● Task data
--------------------
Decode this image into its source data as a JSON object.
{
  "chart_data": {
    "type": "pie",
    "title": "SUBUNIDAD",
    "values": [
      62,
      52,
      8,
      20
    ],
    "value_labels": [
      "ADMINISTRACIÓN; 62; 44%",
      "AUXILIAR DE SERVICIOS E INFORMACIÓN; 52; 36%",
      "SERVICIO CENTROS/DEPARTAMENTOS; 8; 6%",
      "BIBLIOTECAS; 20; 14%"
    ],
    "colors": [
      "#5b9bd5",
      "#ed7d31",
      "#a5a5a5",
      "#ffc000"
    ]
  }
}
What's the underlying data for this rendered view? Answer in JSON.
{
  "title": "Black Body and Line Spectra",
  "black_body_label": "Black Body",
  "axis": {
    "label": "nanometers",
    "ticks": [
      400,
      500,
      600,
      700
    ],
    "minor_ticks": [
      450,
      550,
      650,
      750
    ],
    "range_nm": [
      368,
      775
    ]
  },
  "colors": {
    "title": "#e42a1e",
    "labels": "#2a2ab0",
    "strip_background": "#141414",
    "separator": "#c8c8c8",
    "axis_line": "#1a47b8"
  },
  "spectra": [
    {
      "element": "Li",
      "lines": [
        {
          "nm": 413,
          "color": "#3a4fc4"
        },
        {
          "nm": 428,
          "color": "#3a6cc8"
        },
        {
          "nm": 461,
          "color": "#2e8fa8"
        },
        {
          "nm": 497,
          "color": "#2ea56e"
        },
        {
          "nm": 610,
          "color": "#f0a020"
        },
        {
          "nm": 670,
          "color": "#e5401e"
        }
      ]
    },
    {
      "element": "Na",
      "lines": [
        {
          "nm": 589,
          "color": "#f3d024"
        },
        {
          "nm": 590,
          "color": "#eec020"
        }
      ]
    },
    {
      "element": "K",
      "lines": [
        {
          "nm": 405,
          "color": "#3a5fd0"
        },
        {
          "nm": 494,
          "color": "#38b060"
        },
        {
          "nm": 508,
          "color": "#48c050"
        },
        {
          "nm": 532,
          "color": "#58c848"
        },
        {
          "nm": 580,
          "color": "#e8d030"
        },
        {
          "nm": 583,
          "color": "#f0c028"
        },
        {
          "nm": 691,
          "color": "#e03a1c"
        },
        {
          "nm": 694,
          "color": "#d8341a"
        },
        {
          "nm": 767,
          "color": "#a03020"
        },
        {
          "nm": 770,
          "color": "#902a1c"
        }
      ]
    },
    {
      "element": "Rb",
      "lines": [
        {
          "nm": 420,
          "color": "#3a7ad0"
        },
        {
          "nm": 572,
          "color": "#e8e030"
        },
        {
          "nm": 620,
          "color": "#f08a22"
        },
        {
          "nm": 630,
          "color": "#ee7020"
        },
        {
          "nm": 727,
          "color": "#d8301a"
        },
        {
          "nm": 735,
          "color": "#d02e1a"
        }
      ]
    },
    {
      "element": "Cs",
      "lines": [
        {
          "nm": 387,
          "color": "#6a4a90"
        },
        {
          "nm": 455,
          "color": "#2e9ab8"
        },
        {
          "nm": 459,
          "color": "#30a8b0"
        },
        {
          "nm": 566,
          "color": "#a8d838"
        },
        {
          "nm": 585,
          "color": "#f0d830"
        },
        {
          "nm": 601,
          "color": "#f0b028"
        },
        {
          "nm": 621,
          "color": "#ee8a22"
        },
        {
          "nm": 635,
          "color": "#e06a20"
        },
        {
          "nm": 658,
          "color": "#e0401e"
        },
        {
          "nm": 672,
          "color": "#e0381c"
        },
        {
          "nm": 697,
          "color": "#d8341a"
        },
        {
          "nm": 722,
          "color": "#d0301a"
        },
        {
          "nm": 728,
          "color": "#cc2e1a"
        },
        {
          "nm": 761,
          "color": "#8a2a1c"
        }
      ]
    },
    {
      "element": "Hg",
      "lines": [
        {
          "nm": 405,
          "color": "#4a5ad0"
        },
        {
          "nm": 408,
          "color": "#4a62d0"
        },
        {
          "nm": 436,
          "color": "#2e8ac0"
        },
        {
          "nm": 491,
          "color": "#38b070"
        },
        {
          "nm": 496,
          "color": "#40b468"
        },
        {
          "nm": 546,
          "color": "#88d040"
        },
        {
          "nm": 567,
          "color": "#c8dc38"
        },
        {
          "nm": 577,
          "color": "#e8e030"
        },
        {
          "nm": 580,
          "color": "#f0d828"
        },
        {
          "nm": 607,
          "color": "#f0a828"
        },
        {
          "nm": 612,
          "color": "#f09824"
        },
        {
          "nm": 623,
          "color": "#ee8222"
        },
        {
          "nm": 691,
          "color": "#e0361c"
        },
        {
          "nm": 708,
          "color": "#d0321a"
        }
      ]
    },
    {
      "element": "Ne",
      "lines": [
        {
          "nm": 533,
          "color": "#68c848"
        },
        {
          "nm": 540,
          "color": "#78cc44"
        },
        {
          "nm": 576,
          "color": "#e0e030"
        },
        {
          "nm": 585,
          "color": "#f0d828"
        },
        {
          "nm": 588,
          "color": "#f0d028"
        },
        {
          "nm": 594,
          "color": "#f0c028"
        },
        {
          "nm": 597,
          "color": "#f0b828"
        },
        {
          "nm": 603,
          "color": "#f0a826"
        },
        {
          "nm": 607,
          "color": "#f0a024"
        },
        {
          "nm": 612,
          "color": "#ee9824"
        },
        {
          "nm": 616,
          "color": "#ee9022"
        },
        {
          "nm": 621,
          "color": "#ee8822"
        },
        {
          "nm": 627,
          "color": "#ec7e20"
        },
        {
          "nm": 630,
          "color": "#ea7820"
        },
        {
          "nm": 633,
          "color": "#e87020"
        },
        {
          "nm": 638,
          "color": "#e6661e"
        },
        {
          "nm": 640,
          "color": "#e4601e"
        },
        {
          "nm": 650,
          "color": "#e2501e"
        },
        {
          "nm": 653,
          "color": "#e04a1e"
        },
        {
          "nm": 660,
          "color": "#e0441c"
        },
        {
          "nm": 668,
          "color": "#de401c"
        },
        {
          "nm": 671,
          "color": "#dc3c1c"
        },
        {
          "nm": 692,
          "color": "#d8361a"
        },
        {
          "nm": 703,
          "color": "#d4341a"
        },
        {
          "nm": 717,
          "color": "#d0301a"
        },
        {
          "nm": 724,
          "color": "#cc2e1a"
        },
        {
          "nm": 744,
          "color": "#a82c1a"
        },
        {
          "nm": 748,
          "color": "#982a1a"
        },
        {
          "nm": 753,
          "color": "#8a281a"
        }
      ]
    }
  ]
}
--------------------
Using the listing above, work out how many of its lines include "Body", and give only the result.

● Answer to this task
2